(Some records)
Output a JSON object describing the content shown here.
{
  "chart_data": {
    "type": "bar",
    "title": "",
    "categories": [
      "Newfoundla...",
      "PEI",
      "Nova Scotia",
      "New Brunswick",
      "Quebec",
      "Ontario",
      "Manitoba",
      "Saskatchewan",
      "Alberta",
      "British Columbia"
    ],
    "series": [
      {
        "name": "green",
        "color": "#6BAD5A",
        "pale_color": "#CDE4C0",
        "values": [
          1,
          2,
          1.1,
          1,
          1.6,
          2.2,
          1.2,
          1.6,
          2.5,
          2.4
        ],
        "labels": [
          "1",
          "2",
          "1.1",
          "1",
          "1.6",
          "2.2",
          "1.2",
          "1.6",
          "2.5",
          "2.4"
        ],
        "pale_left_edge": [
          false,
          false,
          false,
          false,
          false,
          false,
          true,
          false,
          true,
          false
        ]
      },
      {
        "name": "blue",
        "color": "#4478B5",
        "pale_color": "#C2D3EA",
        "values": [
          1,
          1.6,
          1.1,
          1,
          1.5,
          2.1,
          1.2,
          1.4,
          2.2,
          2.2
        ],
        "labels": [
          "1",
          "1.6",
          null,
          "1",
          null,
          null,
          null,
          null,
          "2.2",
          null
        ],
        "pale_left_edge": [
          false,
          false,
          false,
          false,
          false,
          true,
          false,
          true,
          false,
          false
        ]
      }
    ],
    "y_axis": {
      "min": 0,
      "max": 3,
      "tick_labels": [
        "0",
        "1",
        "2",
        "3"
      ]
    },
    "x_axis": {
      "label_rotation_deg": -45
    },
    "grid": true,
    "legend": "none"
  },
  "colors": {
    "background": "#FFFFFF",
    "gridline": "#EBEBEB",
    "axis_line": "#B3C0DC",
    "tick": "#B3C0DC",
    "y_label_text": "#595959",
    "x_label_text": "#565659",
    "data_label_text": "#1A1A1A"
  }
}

GIVEN TASK: All entries shown above should be printed again exactly.

CORRECT RESPONSE:
Output a JSON object describing the content shown here.
{
  "chart_data": {
    "type": "bar",
    "title": "",
    "categories": [
      "Newfoundla...",
      "PEI",
      "Nova Scotia",
      "New Brunswick",
      "Quebec",
      "Ontario",
      "Manitoba",
      "Saskatchewan",
      "Alberta",
      "British Columbia"
    ],
    "series": [
      {
        "name": "green",
        "color": "#6BAD5A",
        "pale_color": "#CDE4C0",
        "values": [
          1,
          2,
          1.1,
          1,
          1.6,
          2.2,
          1.2,
          1.6,
          2.5,
          2.4
        ],
        "labels": [
          "1",
          "2",
          "1.1",
          "1",
          "1.6",
          "2.2",
          "1.2",
          "1.6",
          "2.5",
          "2.4"
        ],
        "pale_left_edge": [
          false,
          false,
          false,
          false,
          false,
          false,
          true,
          false,
          true,
          false
        ]
      },
      {
        "name": "blue",
        "color": "#4478B5",
        "pale_color": "#C2D3EA",
        "values": [
          1,
          1.6,
          1.1,
          1,
          1.5,
          2.1,
          1.2,
          1.4,
          2.2,
          2.2
        ],
        "labels": [
          "1",
          "1.6",
          null,
          "1",
          null,
          null,
          null,
          null,
          "2.2",
          null
        ],
        "pale_left_edge": [
          false,
          false,
          false,
          false,
          false,
          true,
          false,
          true,
          false,
          false
        ]
      }
    ],
    "y_axis": {
      "min": 0,
      "max": 3,
      "tick_labels": [
        "0",
        "1",
        "2",
        "3"
      ]
    },
    "x_axis": {
      "label_rotation_deg": -45
    },
    "grid": true,
    "legend": "none"
  },
  "colors": {
    "background": "#FFFFFF",
    "gridline": "#EBEBEB",
    "axis_line": "#B3C0DC",
    "tick": "#B3C0DC",
    "y_label_text": "#595959",
    "x_label_text": "#565659",
    "data_label_text": "#1A1A1A"
  }
}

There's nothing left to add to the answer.